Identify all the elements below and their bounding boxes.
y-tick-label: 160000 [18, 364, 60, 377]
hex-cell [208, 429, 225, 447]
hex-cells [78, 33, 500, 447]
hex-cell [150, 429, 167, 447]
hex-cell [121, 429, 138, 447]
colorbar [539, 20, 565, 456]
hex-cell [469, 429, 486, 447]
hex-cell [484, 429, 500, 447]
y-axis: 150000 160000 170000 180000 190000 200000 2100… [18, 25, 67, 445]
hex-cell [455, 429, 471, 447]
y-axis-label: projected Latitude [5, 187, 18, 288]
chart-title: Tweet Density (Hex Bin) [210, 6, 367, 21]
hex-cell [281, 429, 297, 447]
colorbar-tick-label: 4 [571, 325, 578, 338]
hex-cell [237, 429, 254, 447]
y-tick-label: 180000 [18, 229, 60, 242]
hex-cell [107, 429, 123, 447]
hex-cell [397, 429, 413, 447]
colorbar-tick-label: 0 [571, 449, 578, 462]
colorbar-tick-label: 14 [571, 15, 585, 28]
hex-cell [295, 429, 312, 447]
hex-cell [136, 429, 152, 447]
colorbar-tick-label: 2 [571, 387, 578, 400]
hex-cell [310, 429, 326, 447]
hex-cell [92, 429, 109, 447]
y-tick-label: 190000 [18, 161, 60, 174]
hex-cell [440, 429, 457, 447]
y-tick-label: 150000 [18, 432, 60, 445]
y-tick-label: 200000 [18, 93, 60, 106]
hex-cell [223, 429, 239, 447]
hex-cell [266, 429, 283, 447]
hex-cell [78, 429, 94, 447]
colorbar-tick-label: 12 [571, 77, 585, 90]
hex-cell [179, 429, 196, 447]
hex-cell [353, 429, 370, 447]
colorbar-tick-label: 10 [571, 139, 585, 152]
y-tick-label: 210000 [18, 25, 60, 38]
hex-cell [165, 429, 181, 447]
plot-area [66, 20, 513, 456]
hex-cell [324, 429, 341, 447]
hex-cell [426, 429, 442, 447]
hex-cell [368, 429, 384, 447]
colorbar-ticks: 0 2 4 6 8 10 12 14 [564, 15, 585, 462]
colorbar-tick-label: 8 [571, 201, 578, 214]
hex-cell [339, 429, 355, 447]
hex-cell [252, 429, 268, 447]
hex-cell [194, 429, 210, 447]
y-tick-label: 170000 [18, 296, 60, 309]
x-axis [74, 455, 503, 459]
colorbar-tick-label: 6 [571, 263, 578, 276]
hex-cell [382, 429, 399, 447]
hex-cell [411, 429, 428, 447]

··········

- **The request**
Convert the material above into a numbered list, starting at its first line and ending at the line containing "y-axis: 150000 160000", with both lines included and any blank lines omitted.

- **Solved exercise**
1. Identify all the elements below and their bounding boxes.
2. y-tick-label: 160000 [18, 364, 60, 377]
3. hex-cell [208, 429, 225, 447]
4. hex-cells [78, 33, 500, 447]
5. hex-cell [150, 429, 167, 447]
6. hex-cell [121, 429, 138, 447]
7. colorbar [539, 20, 565, 456]
8. hex-cell [469, 429, 486, 447]
9. hex-cell [484, 429, 500, 447]
10. y-axis: 150000 160000 170000 180000 190000 200000 2100… [18, 25, 67, 445]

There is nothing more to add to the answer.